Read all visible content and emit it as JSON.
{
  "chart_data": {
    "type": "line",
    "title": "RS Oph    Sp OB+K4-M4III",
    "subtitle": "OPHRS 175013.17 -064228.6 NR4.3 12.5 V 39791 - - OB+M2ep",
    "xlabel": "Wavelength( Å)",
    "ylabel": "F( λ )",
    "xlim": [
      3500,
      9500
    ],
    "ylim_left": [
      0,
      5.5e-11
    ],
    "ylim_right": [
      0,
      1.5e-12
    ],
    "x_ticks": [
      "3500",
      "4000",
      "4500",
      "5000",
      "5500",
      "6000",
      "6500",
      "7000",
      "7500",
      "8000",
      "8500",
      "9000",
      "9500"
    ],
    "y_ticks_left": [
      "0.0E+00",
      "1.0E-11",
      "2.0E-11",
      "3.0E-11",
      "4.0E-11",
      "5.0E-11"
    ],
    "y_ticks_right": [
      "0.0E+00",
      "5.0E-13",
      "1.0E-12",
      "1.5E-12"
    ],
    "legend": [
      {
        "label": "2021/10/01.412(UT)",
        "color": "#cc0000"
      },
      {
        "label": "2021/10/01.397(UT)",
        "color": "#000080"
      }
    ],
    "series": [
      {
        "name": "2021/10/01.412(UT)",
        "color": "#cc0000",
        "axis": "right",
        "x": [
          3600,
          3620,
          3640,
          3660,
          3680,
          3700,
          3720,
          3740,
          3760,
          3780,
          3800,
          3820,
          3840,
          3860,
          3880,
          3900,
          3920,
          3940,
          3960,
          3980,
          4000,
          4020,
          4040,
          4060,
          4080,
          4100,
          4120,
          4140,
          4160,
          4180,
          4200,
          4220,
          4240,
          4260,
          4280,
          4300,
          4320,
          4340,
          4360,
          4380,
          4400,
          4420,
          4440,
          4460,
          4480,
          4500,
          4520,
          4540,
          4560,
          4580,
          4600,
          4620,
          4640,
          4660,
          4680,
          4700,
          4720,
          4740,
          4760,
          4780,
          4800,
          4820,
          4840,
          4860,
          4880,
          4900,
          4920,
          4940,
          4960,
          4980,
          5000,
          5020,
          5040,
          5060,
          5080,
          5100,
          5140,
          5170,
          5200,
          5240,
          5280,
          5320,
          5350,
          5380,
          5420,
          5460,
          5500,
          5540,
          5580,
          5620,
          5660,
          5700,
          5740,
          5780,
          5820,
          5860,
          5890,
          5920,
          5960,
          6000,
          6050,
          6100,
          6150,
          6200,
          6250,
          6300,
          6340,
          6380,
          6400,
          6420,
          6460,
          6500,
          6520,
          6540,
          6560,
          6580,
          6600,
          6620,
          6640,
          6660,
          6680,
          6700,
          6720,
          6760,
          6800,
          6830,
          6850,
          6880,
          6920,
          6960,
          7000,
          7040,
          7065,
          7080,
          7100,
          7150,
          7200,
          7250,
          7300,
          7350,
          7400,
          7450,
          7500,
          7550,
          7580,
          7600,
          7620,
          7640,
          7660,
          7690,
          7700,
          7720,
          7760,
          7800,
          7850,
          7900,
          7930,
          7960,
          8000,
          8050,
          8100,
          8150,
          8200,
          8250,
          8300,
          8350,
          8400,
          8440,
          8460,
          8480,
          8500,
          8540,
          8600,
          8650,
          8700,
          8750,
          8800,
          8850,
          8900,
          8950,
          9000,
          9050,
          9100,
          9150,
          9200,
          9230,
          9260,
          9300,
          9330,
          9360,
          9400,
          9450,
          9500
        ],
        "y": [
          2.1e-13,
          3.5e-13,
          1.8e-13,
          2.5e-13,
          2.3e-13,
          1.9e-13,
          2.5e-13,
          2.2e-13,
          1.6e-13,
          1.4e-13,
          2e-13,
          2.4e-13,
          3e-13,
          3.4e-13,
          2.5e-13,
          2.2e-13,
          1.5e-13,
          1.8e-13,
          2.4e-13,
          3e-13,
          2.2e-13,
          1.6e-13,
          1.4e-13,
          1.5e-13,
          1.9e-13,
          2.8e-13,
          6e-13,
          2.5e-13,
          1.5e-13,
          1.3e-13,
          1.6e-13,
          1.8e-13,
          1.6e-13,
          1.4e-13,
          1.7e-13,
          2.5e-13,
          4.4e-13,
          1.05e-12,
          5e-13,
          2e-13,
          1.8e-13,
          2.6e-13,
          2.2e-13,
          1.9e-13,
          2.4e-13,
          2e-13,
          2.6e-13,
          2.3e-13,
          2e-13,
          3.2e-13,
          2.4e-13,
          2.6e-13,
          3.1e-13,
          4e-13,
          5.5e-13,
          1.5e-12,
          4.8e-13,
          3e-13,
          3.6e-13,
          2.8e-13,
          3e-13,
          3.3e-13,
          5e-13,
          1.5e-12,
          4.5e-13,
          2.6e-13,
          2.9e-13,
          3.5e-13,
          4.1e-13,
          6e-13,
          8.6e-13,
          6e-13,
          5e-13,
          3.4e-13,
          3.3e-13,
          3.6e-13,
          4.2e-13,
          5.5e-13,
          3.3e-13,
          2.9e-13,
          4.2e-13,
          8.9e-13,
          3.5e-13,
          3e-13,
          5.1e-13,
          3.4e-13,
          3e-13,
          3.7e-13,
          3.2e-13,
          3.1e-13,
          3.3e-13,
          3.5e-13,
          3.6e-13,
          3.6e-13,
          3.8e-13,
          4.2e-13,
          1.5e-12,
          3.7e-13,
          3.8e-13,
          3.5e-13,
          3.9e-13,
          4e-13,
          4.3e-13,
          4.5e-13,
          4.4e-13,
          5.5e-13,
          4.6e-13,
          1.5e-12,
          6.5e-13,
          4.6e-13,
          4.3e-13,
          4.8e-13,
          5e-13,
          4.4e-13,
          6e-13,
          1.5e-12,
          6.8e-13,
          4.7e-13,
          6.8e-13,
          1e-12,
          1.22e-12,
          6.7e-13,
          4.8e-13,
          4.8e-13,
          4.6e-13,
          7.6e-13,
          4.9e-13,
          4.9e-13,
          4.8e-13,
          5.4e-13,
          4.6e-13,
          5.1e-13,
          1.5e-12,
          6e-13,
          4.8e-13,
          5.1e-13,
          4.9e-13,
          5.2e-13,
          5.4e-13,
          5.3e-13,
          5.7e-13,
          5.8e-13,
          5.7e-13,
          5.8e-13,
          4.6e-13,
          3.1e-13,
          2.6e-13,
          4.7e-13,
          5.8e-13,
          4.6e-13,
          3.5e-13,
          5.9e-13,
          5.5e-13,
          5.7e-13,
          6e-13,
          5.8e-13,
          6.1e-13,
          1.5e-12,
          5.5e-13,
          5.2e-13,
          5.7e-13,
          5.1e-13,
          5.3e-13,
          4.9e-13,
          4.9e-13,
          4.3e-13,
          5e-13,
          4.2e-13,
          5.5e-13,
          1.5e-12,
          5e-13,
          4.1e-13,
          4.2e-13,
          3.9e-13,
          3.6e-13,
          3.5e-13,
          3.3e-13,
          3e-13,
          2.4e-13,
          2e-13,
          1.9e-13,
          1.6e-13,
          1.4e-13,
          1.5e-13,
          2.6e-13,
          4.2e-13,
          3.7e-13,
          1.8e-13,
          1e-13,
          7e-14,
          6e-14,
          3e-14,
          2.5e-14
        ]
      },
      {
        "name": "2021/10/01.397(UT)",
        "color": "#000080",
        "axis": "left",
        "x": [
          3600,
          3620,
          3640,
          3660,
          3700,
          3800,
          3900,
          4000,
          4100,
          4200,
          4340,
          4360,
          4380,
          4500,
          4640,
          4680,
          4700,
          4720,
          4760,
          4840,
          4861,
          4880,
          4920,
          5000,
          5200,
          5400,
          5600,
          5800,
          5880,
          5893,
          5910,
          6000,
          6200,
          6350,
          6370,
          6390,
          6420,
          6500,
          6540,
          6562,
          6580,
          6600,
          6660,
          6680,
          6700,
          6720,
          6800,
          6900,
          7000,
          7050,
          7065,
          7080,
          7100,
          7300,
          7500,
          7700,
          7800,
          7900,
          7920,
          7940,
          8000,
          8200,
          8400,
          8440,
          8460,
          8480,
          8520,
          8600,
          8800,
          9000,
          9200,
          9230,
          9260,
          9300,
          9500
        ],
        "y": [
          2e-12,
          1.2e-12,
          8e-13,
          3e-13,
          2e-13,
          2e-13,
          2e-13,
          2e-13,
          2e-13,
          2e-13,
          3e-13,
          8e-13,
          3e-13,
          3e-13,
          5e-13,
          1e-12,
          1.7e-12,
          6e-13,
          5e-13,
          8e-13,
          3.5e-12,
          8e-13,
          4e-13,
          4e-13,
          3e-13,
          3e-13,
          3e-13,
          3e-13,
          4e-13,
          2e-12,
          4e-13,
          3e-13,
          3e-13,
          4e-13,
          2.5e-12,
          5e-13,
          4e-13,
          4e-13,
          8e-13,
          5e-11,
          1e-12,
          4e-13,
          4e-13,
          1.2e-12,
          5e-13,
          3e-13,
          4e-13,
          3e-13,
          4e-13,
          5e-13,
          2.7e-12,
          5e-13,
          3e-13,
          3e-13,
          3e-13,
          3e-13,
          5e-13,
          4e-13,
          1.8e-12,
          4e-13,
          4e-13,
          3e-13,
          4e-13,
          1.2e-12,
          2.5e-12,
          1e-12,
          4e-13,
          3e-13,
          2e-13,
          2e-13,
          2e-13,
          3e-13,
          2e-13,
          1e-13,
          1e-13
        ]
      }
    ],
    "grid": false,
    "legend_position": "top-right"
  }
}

• **YOUR GOAL**: Pull out each line of the entries that contains "name".

• **SOLUTION FOR THIS PROBLEM**:
        "name": "2021/10/01.412(UT)",
        "name": "2021/10/01.397(UT)",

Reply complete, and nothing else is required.